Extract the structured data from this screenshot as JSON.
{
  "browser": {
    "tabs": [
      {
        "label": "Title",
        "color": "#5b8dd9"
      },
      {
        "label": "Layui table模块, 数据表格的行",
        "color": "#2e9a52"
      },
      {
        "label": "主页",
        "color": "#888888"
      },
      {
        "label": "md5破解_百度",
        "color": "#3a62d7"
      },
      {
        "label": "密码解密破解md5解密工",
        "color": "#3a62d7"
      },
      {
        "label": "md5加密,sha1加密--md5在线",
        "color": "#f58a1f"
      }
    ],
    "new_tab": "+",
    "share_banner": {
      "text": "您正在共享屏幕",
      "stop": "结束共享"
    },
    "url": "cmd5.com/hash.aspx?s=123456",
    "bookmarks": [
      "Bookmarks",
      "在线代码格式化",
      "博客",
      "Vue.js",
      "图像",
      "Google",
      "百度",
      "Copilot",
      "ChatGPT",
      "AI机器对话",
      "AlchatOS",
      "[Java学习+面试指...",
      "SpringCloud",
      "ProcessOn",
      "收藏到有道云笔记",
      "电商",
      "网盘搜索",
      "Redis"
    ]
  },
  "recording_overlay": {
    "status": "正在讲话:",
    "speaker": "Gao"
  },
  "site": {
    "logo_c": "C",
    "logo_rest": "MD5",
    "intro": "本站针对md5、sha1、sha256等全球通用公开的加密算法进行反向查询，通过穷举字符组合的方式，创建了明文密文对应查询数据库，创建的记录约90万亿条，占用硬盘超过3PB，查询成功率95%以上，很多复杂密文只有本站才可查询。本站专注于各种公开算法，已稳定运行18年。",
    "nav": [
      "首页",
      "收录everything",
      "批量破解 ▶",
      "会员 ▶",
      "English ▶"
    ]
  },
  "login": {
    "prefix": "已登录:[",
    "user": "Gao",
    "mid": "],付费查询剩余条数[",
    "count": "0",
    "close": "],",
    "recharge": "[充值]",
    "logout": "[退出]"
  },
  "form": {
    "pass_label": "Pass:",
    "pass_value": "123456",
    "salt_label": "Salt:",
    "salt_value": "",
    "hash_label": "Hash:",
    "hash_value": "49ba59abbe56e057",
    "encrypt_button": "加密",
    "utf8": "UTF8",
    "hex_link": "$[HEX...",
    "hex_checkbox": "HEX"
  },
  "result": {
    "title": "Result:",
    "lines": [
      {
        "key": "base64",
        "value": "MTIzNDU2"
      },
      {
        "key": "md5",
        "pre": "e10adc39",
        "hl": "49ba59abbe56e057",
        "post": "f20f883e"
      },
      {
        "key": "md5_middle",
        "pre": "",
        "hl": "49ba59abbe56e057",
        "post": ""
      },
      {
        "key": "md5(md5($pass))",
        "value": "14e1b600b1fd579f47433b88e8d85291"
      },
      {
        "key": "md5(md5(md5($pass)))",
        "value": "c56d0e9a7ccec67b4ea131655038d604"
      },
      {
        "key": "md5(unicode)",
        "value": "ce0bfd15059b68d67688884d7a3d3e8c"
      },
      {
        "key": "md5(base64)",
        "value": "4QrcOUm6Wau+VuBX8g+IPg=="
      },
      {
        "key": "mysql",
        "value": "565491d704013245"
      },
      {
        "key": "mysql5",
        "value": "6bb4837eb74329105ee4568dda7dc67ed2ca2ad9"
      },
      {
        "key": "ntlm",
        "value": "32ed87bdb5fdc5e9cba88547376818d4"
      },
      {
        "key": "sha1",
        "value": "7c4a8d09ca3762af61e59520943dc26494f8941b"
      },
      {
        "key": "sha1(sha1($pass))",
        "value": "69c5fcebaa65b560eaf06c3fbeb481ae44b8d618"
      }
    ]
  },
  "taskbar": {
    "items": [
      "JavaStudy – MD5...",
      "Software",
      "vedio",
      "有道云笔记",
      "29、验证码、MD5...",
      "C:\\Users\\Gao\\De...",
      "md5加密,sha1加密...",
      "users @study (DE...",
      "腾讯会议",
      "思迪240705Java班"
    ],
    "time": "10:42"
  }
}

────

### GIVEN REQUEST
Print every record above exactly as written.

### REPLY
Extract the structured data from this screenshot as JSON.
{
  "browser": {
    "tabs": [
      {
        "label": "Title",
        "color": "#5b8dd9"
      },
      {
        "label": "Layui table模块, 数据表格的行",
        "color": "#2e9a52"
      },
      {
        "label": "主页",
        "color": "#888888"
      },
      {
        "label": "md5破解_百度",
        "color": "#3a62d7"
      },
      {
        "label": "密码解密破解md5解密工",
        "color": "#3a62d7"
      },
      {
        "label": "md5加密,sha1加密--md5在线",
        "color": "#f58a1f"
      }
    ],
    "new_tab": "+",
    "share_banner": {
      "text": "您正在共享屏幕",
      "stop": "结束共享"
    },
    "url": "cmd5.com/hash.aspx?s=123456",
    "bookmarks": [
      "Bookmarks",
      "在线代码格式化",
      "博客",
      "Vue.js",
      "图像",
      "Google",
      "百度",
      "Copilot",
      "ChatGPT",
      "AI机器对话",
      "AlchatOS",
      "[Java学习+面试指...",
      "SpringCloud",
      "ProcessOn",
      "收藏到有道云笔记",
      "电商",
      "网盘搜索",
      "Redis"
    ]
  },
  "recording_overlay": {
    "status": "正在讲话:",
    "speaker": "Gao"
  },
  "site": {
    "logo_c": "C",
    "logo_rest": "MD5",
    "intro": "本站针对md5、sha1、sha256等全球通用公开的加密算法进行反向查询，通过穷举字符组合的方式，创建了明文密文对应查询数据库，创建的记录约90万亿条，占用硬盘超过3PB，查询成功率95%以上，很多复杂密文只有本站才可查询。本站专注于各种公开算法，已稳定运行18年。",
    "nav": [
      "首页",
      "收录everything",
      "批量破解 ▶",
      "会员 ▶",
      "English ▶"
    ]
  },
  "login": {
    "prefix": "已登录:[",
    "user": "Gao",
    "mid": "],付费查询剩余条数[",
    "count": "0",
    "close": "],",
    "recharge": "[充值]",
    "logout": "[退出]"
  },
  "form": {
    "pass_label": "Pass:",
    "pass_value": "123456",
    "salt_label": "Salt:",
    "salt_value": "",
    "hash_label": "Hash:",
    "hash_value": "49ba59abbe56e057",
    "encrypt_button": "加密",
    "utf8": "UTF8",
    "hex_link": "$[HEX...",
    "hex_checkbox": "HEX"
  },
  "result": {
    "title": "Result:",
    "lines": [
      {
        "key": "base64",
        "value": "MTIzNDU2"
      },
      {
        "key": "md5",
        "pre": "e10adc39",
        "hl": "49ba59abbe56e057",
        "post": "f20f883e"
      },
      {
        "key": "md5_middle",
        "pre": "",
        "hl": "49ba59abbe56e057",
        "post": ""
      },
      {
        "key": "md5(md5($pass))",
        "value": "14e1b600b1fd579f47433b88e8d85291"
      },
      {
        "key": "md5(md5(md5($pass)))",
        "value": "c56d0e9a7ccec67b4ea131655038d604"
      },
      {
        "key": "md5(unicode)",
        "value": "ce0bfd15059b68d67688884d7a3d3e8c"
      },
      {
        "key": "md5(base64)",
        "value": "4QrcOUm6Wau+VuBX8g+IPg=="
      },
      {
        "key": "mysql",
        "value": "565491d704013245"
      },
      {
        "key": "mysql5",
        "value": "6bb4837eb74329105ee4568dda7dc67ed2ca2ad9"
      },
      {
        "key": "ntlm",
        "value": "32ed87bdb5fdc5e9cba88547376818d4"
      },
      {
        "key": "sha1",
        "value": "7c4a8d09ca3762af61e59520943dc26494f8941b"
      },
      {
        "key": "sha1(sha1($pass))",
        "value": "69c5fcebaa65b560eaf06c3fbeb481ae44b8d618"
      }
    ]
  },
  "taskbar": {
    "items": [
      "JavaStudy – MD5...",
      "Software",
      "vedio",
      "有道云笔记",
      "29、验证码、MD5...",
      "C:\\Users\\Gao\\De...",
      "md5加密,sha1加密...",
      "users @study (DE...",
      "腾讯会议",
      "思迪240705Java班"
    ],
    "time": "10:42"
  }
}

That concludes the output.